ITEMS:
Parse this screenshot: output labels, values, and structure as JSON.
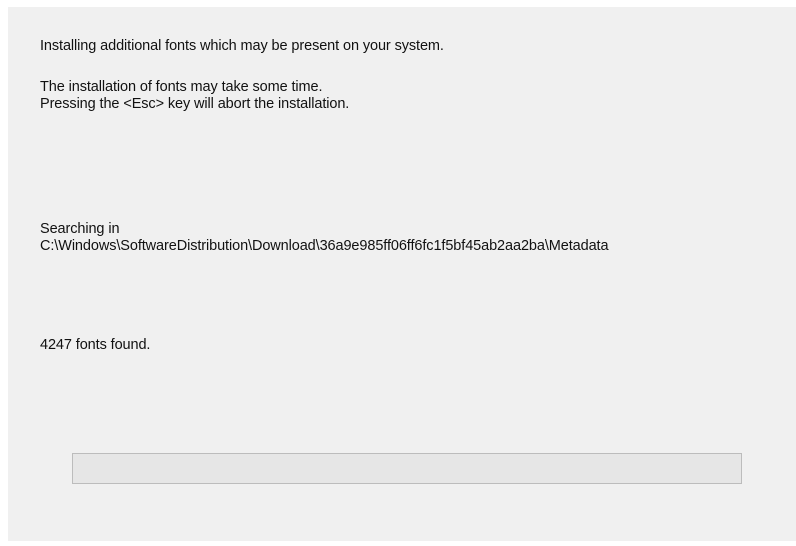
{
  "dialog": {
    "intro_line": "Installing additional  fonts which may be present on your system.",
    "time_line": "The installation of fonts may take some time.",
    "abort_line": "Pressing the <Esc> key will abort the installation.",
    "searching_label": "Searching in",
    "search_path": "C:\\Windows\\SoftwareDistribution\\Download\\36a9e985ff06ff6fc1f5bf45ab2aa2ba\\Metadata",
    "fonts_found": "4247 fonts found.",
    "progress_fraction": 0.0
  }
}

DESCRIPTION OF THE TASK:
Quote all of the entries word for word, omitting any pictures.

WRITTEN SOLUTION:
Parse this screenshot: output labels, values, and structure as JSON.
{
  "dialog": {
    "intro_line": "Installing additional  fonts which may be present on your system.",
    "time_line": "The installation of fonts may take some time.",
    "abort_line": "Pressing the <Esc> key will abort the installation.",
    "searching_label": "Searching in",
    "search_path": "C:\\Windows\\SoftwareDistribution\\Download\\36a9e985ff06ff6fc1f5bf45ab2aa2ba\\Metadata",
    "fonts_found": "4247 fonts found.",
    "progress_fraction": 0.0
  }
}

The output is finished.